[Stored data]
==========

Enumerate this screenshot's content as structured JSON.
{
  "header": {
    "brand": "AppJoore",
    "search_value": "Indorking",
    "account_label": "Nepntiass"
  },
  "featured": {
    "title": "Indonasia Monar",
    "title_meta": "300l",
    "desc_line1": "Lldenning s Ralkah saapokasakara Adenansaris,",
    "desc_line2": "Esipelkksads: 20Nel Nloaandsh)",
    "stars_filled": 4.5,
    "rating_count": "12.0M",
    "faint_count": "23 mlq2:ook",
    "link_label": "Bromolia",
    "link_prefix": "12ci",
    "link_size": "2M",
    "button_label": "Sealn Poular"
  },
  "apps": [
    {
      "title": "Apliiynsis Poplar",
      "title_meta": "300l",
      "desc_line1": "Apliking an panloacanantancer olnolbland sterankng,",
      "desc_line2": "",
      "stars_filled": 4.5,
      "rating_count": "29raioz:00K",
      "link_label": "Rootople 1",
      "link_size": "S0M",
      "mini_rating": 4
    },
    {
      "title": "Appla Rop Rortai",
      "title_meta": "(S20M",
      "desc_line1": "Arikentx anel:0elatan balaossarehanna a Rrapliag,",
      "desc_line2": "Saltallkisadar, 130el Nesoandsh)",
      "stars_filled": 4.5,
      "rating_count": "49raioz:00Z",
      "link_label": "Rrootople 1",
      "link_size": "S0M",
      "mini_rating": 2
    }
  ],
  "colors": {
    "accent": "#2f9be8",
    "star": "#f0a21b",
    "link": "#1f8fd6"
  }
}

==========

_Task to complete_
Repeat the listing exactly, from its first line to its last.

_Correct answer_
Enumerate this screenshot's content as structured JSON.
{
  "header": {
    "brand": "AppJoore",
    "search_value": "Indorking",
    "account_label": "Nepntiass"
  },
  "featured": {
    "title": "Indonasia Monar",
    "title_meta": "300l",
    "desc_line1": "Lldenning s Ralkah saapokasakara Adenansaris,",
    "desc_line2": "Esipelkksads: 20Nel Nloaandsh)",
    "stars_filled": 4.5,
    "rating_count": "12.0M",
    "faint_count": "23 mlq2:ook",
    "link_label": "Bromolia",
    "link_prefix": "12ci",
    "link_size": "2M",
    "button_label": "Sealn Poular"
  },
  "apps": [
    {
      "title": "Apliiynsis Poplar",
      "title_meta": "300l",
      "desc_line1": "Apliking an panloacanantancer olnolbland sterankng,",
      "desc_line2": "",
      "stars_filled": 4.5,
      "rating_count": "29raioz:00K",
      "link_label": "Rootople 1",
      "link_size": "S0M",
      "mini_rating": 4
    },
    {
      "title": "Appla Rop Rortai",
      "title_meta": "(S20M",
      "desc_line1": "Arikentx anel:0elatan balaossarehanna a Rrapliag,",
      "desc_line2": "Saltallkisadar, 130el Nesoandsh)",
      "stars_filled": 4.5,
      "rating_count": "49raioz:00Z",
      "link_label": "Rrootople 1",
      "link_size": "S0M",
      "mini_rating": 2
    }
  ],
  "colors": {
    "accent": "#2f9be8",
    "star": "#f0a21b",
    "link": "#1f8fd6"
  }
}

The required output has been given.